### Short task 1:
In the notebook on Vision Transformers, what pixel size are the patches that ViT divides an image into?

### Given passage:
--- Begin ---

The attention mechanism that makes transformers so powerful for text also works remarkably well for images. The Vision Transformer (ViT), introduced by Google in 2020, applies the same self-attention architecture to image classification by splitting an image into a grid of patches and treating each patch like a “word” in a sentence.
This notebook demonstrates how attention extends from text to images. We load a pre-trained ViT model, feed it an image, and then visualize the attention heatmap to see which parts of the image the model focused on when making its prediction. The heatmap reveals that the model learns to attend to semantically meaningful regions -- the animal’s face, distinctive features, or key objects -- rather than processing the entire image uniformly.
Understanding attention visualization is valuable for model interpretability: it lets you verify that the model is making predictions for the right reasons, not just exploiting spurious correlations in the background.
import torch
from transformers import ViTImageProcessor, ViTForImageClassification
from PIL import Image
import matplotlib.pyplot as plt
import requests
import numpy as np
Loading the Vision Transformer and Required Libraries¶
We import PyTorch, the Hugging Face ViT model, and visualization libraries. The Vision Transformer (ViT) processes images by dividing them into 16x16 pixel patches, embedding each patch into a vector, and then running standard transformer self-attention over these patch embeddings. This is conceptually identical to how a text transformer processes word tokens -- the key insight that bridges NLP and computer vision.
# 1. Load the Model and Processor
model_name = 'google/vit-base-patch16-224'
processor = ViTImageProcessor.from_pretrained(model_name)
model = ViTForImageClassification.from_pretrained(model_name, output_attentions=True)
# 2. Load an Image (Using a clear cat image)
# url = 'http://images.cocodataset.org/val2017/000000039769.jpg' # Two cats on a remote
#url = 'https://pawpals.ae/wp-content/uploads/2023/03/Shorthair-cat-1-1024x679.jpg'
#url = 'https://www.alleycat.org/wp-content/uploads/2018/08/SocialMediaLink_1200x628_GenericCat-Centered.png'
url = 'https://d3544la1u8djza.cloudfront.net/APHI/Blog/2023/September/small-breeds-hero.jpg'
image = Image.open(requests.get(url, stream=True).raw)
# 3. Process and Predict
inputs = processor(images=image, return_tensors="pt")
outputs = model(**inputs)
# Find the label with the highest score
logits = outputs.logits
predicted_class_idx = logits.argmax(-1).item()
print(f"Predicted Class: {model.config.id2label[predicted_class_idx]}")
# 4. Extract Attention for that specific prediction
# We take the last layer's attention (Layer 11)

--- End ---

Stored records:

--- Begin ---

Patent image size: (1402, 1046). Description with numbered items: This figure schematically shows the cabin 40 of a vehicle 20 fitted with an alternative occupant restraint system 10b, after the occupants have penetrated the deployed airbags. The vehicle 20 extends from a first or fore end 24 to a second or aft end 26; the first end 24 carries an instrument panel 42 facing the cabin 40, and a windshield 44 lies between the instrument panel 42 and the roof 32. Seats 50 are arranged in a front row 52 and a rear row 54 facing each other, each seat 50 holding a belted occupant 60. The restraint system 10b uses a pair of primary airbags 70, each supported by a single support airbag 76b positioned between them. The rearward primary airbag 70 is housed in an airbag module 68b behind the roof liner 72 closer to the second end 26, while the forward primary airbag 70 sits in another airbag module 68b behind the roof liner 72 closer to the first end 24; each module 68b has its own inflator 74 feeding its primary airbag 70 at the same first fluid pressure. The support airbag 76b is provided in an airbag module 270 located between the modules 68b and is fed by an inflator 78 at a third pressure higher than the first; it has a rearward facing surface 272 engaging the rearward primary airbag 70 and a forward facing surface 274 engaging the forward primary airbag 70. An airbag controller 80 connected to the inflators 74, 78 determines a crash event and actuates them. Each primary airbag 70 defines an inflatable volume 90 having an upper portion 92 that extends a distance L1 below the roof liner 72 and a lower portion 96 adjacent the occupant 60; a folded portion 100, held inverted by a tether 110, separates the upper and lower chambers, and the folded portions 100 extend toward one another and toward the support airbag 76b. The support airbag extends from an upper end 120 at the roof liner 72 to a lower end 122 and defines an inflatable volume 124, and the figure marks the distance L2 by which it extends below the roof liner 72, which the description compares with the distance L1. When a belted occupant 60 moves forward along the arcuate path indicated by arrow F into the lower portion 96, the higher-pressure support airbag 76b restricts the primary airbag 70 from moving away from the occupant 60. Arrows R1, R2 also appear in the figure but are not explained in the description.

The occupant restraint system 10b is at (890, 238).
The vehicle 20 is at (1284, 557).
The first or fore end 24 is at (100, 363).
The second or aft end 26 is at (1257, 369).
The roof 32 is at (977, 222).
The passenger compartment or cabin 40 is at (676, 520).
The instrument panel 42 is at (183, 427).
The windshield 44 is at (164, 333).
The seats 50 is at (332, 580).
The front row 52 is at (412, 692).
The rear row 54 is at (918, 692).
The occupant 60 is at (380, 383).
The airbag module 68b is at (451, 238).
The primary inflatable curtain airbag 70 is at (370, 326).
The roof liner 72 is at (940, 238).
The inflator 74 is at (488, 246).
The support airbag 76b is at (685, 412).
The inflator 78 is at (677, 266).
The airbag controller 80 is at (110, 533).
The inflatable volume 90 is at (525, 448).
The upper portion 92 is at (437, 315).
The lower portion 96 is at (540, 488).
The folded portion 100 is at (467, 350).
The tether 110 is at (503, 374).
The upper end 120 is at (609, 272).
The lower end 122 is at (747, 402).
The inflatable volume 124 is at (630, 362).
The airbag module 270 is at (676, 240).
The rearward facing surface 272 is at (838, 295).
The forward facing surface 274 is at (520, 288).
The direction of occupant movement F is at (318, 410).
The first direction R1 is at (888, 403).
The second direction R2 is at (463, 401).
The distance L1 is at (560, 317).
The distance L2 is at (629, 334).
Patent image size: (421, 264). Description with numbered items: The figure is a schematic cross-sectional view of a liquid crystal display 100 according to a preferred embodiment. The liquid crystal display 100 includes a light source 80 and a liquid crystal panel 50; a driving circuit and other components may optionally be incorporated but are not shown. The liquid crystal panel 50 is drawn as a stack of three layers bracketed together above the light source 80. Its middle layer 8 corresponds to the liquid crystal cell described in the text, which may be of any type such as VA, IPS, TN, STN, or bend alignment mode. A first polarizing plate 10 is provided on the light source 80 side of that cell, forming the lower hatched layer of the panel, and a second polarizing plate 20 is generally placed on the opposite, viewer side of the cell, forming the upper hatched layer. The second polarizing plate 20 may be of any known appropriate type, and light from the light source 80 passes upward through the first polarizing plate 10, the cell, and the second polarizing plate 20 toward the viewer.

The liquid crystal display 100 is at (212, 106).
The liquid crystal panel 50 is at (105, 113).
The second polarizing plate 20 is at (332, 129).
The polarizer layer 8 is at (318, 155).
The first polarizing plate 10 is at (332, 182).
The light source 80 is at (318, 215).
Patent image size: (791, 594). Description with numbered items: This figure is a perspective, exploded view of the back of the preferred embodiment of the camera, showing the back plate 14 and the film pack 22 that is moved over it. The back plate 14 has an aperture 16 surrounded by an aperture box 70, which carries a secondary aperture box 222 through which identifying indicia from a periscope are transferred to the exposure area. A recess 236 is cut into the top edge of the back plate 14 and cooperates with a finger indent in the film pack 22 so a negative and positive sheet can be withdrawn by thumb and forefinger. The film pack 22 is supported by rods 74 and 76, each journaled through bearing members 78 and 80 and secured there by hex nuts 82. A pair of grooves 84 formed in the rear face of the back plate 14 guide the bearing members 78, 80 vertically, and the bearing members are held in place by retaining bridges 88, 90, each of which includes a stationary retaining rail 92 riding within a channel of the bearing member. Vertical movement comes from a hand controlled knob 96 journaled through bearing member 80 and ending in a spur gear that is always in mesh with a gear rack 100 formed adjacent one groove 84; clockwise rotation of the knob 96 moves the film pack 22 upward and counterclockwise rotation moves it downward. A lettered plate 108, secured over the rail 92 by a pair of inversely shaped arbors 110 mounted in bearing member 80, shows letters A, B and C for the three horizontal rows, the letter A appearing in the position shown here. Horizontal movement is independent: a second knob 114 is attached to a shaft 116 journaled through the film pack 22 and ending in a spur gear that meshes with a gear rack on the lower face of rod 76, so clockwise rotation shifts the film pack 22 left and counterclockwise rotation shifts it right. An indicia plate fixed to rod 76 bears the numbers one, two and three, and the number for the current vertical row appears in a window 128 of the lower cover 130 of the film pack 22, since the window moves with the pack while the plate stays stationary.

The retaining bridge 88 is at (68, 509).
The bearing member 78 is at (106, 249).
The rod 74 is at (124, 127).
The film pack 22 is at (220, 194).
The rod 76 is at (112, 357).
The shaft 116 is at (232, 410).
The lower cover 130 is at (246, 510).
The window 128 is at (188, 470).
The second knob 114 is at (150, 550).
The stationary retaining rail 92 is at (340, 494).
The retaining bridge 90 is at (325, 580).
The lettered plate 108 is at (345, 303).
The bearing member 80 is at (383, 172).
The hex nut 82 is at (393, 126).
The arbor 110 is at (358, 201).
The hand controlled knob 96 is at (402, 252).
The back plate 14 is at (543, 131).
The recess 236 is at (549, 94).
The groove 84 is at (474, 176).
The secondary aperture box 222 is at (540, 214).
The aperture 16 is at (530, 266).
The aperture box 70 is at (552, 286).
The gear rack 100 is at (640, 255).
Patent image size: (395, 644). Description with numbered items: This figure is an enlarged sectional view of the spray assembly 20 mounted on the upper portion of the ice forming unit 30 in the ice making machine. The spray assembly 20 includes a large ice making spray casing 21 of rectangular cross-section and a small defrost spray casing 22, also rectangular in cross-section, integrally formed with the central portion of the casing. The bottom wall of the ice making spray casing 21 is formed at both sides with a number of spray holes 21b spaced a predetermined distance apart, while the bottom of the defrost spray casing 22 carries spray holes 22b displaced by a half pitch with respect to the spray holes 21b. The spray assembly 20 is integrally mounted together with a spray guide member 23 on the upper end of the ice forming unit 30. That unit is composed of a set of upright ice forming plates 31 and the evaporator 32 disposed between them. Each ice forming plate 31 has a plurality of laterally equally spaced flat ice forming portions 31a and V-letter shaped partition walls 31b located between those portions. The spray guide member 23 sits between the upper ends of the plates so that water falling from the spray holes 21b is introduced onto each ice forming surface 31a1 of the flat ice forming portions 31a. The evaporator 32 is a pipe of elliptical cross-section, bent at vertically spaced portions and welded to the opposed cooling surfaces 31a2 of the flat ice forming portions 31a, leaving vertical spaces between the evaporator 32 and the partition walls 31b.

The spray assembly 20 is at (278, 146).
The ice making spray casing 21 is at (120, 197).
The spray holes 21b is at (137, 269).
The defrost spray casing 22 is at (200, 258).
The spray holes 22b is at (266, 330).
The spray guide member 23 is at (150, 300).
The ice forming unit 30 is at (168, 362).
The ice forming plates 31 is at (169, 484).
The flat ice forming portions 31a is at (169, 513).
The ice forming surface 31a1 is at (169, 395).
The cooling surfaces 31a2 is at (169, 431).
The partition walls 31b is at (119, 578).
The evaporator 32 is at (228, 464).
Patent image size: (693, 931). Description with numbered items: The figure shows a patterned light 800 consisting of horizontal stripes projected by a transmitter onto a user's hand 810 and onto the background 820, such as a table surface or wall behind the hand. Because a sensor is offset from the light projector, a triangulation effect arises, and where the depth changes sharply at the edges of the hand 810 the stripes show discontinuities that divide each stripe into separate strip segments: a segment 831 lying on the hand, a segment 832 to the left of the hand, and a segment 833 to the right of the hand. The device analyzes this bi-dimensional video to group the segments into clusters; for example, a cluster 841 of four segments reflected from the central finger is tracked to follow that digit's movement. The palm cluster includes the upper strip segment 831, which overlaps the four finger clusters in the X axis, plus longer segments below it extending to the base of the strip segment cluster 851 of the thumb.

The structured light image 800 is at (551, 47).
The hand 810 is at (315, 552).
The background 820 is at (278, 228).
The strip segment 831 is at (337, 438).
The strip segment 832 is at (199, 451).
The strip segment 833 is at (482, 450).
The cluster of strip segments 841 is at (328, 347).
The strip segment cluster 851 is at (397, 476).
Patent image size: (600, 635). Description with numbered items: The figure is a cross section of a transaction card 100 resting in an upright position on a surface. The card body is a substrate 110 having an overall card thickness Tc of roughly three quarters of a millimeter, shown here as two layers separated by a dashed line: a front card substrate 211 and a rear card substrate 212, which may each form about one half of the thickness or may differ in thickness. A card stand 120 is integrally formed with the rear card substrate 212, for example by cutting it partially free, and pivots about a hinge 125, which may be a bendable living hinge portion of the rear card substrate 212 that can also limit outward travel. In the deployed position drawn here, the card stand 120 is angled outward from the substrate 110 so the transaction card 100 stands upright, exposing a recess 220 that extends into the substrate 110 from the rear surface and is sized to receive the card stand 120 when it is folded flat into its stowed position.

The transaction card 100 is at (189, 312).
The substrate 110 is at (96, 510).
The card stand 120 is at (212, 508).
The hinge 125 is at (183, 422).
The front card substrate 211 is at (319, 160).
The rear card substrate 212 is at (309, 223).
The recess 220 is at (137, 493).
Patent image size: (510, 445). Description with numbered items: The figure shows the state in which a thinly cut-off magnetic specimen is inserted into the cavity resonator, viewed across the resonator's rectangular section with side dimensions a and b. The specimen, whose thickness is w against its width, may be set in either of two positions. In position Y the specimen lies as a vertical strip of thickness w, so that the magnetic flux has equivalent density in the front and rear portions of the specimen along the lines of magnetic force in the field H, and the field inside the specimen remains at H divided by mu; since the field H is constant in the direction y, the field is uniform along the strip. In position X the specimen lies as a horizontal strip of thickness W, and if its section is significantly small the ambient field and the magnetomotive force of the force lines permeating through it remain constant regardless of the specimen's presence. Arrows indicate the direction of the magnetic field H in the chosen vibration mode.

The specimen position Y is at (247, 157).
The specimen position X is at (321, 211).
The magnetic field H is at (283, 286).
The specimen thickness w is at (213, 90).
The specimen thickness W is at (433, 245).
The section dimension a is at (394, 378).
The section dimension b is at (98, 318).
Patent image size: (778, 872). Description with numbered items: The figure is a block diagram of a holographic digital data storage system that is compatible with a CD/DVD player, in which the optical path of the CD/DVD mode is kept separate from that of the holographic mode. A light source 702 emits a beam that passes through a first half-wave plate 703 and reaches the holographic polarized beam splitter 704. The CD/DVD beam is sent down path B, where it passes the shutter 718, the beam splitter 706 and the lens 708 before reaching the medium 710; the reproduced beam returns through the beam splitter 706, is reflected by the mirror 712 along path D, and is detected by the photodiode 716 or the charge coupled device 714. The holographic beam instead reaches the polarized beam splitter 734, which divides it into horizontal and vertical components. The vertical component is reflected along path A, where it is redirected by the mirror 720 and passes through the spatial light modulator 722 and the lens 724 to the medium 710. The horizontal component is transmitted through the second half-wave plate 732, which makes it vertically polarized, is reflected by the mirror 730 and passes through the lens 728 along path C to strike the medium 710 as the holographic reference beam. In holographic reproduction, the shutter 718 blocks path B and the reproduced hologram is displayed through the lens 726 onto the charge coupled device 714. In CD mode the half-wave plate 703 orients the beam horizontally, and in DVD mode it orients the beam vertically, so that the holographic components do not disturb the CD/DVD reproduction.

--- End ---

### Short task 2:
Lay out the technical drawing region entries as a Markdown table with columns "Row" and "Line", covering everything from the line containing "Patent image size: (510, 445)." down to the line containing "The section dimension b is at (98, 318).", and skip blank lines.

### Exercise result 1:
16x16 pixel patches.

### Exercise result 2:
| Row | Line |
|---|---|
| 1 | Patent image size: (510, 445). Description with numbered items: The figure shows the state in which a thinly cut-off magnetic specimen is inserted into the cavity resonator, viewed across the resonator's rectangular section with side dimensions a and b. The specimen, whose thickness is w against its width, may be set in either of two positions. In position Y the specimen lies as a vertical strip of thickness w, so that the magnetic flux has equivalent density in the front and rear portions of the specimen along the lines of magnetic force in the field H, and the field inside the specimen remains at H divided by mu; since the field H is constant in the direction y, the field is uniform along the strip. In position X the specimen lies as a horizontal strip of thickness W, and if its section is significantly small the ambient field and the magnetomotive force of the force lines permeating through it remain constant regardless of the specimen's presence. Arrows indicate the direction of the magnetic field H in the chosen vibration mode. |
| 2 | The specimen position Y is at (247, 157). |
| 3 | The specimen position X is at (321, 211). |
| 4 | The magnetic field H is at (283, 286). |
| 5 | The specimen thickness w is at (213, 90). |
| 6 | The specimen thickness W is at (433, 245). |
| 7 | The section dimension a is at (394, 378). |
| 8 | The section dimension b is at (98, 318). |